### DOCUMENT

Lecture du mardi 30 avril 2019
REPUBLIQUE FRANCAISE

AU NOM DU PEUPLE FRANCAIS



Vu la procédure suivante :

M. et Mme B...ont demandé au tribunal administratif de Rennes d'annuler pour excès de pouvoir l'arrêté du 4 décembre 2013 par lequel le maire de Larmor-Baden (Morbihan) a délivré à la SNC Ker Eden un permis de construire un bâtiment d'accueil, un ensemble sanitaire et une piscine sur le terrain au lieu-dit " Ker Eden " où elle exploite un camping, ainsi que l'arrêté du 30 juin 2014 par lequel le maire de Larmor-Baden a délivré à cette même société un permis de construire modificatif portant sur le changement de l'emplacement de la piscine et sur la création d'une haie végétale. Par un jugement n° 1402461, 1403338 du 30 décembre 2016, le tribunal administratif de Rennes a fait droit à leurs demandes.

Par un arrêt n° 17NT00806, 17NT00842 du 3 avril 2018, la cour administrative d'appel de Nantes a, sur appel de la SNC Ker Eden et de la commune de Larmor-Baden, annulé ce jugement et rejeté les demandes de M. et MmeB....

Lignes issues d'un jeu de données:
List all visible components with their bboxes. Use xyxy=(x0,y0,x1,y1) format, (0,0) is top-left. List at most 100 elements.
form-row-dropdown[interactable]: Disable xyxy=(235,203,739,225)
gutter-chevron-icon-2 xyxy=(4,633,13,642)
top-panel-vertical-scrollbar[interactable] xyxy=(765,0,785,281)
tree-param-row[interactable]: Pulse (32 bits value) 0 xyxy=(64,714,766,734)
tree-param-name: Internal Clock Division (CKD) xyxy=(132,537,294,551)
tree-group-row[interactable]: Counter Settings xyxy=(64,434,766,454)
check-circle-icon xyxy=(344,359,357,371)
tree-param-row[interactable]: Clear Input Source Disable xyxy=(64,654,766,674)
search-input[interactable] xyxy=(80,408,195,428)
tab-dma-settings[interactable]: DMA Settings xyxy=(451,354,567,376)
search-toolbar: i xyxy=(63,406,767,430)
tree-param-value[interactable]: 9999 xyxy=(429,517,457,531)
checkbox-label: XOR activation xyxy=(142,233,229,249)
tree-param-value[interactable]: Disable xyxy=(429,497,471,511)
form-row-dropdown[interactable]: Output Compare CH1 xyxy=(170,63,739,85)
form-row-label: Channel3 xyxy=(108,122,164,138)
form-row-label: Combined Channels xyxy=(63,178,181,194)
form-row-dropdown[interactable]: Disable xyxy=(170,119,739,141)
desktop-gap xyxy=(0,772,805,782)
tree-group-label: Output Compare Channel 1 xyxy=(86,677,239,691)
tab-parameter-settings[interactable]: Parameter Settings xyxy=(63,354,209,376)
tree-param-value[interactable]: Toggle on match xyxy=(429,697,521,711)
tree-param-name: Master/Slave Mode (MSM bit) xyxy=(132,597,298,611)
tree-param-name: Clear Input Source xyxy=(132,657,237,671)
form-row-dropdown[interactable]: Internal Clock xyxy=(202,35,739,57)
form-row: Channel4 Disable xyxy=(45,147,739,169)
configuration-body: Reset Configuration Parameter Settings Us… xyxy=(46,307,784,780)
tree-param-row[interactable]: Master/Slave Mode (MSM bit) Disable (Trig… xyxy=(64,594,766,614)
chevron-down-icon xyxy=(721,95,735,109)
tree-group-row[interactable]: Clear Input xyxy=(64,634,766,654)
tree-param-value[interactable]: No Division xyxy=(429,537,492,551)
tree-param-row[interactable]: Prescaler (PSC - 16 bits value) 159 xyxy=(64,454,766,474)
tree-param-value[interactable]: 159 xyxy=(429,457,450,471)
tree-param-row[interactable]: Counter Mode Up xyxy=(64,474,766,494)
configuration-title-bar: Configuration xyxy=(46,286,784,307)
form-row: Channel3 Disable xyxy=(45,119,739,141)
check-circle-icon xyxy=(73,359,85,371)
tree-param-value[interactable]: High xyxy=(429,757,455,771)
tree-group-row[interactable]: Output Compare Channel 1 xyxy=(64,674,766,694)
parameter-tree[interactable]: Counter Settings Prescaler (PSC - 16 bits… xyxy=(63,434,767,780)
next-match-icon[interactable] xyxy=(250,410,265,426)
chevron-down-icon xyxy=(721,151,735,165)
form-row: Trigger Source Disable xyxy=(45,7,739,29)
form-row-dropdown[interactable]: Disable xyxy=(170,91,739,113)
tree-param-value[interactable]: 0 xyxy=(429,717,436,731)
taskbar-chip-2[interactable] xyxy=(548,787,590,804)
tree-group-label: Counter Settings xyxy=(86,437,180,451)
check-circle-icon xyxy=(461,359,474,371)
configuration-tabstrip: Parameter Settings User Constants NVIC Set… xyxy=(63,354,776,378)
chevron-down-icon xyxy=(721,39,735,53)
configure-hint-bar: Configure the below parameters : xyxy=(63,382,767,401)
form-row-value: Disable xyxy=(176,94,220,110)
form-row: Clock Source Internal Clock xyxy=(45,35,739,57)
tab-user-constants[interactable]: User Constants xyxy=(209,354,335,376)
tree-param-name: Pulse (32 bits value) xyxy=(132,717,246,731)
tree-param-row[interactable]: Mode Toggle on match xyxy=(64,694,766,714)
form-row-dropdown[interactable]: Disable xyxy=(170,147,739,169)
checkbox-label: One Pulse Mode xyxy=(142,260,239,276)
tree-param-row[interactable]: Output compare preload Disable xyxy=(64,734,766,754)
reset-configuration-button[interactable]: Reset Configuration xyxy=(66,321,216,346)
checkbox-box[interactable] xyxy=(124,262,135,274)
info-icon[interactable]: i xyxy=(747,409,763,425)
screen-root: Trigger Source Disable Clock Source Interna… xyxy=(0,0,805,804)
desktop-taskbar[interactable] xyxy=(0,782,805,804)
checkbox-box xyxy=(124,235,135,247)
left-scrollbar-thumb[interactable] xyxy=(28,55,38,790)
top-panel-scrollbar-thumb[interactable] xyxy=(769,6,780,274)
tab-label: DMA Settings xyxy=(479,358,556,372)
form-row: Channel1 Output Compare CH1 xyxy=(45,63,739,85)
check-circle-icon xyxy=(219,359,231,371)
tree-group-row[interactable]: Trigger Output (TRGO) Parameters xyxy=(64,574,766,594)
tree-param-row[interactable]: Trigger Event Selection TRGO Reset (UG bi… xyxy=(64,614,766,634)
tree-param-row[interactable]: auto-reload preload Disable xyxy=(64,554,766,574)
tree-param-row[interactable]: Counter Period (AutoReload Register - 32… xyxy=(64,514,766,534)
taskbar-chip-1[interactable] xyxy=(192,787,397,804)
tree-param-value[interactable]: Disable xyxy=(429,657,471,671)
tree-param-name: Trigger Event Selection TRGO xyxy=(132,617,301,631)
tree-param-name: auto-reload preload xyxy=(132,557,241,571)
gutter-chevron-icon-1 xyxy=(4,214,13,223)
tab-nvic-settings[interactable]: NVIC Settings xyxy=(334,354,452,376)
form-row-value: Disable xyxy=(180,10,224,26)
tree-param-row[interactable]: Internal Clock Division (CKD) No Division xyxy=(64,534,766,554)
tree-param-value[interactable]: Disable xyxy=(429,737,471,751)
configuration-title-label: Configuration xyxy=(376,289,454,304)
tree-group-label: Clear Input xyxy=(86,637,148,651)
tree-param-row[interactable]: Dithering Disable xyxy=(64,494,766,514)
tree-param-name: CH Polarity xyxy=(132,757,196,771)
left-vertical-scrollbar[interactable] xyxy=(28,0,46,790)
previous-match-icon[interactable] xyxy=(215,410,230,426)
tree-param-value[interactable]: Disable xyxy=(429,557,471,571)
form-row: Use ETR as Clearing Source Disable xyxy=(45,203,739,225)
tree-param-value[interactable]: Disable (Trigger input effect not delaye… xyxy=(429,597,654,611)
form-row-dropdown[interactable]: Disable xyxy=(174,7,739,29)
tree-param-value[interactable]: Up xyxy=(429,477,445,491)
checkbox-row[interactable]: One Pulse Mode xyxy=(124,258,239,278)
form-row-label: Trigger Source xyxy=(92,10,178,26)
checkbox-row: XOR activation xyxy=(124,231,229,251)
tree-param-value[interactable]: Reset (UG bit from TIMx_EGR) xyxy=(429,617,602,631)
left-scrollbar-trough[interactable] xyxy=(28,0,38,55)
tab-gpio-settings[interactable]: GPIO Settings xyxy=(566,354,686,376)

### TRAVAIL À EFFECTUER
1. D'après le document, à quelle date la cour administrative d'appel de Nantes a-t-elle rendu son arrêt ?
2. Relevez toutes les dates complètes (jour, mois et année) figurant dans le document.
3. Réécrivez le passage du document qui commence par « Vu la procédure » et se poursuit jusqu'à « à leurs demandes. », en substituant « salle de jeux » à « piscine ».

### RÉPONSES ATTENDUES
1. Le 3 avril 2018.

2.
- 30 avril 2019
- 4 décembre 2013
- 30 juin 2014
- 30 décembre 2016
- 3 avril 2018

3.
Vu la procédure suivante :

M. et Mme B...ont demandé au tribunal administratif de Rennes d'annuler pour excès de pouvoir l'arrêté du 4 décembre 2013 par lequel le maire de Larmor-Baden (Morbihan) a délivré à la SNC Ker Eden un permis de construire un bâtiment d'accueil, un ensemble sanitaire et une salle de jeux sur le terrain au lieu-dit " Ker Eden " où elle exploite un camping, ainsi que l'arrêté du 30 juin 2014 par lequel le maire de Larmor-Baden a délivré à cette même société un permis de construire modificatif portant sur le changement de l'emplacement de la salle de jeux et sur la création d'une haie végétale. Par un jugement n° 1402461, 1403338 du 30 décembre 2016, le tribunal administratif de Rennes a fait droit à leurs demandes.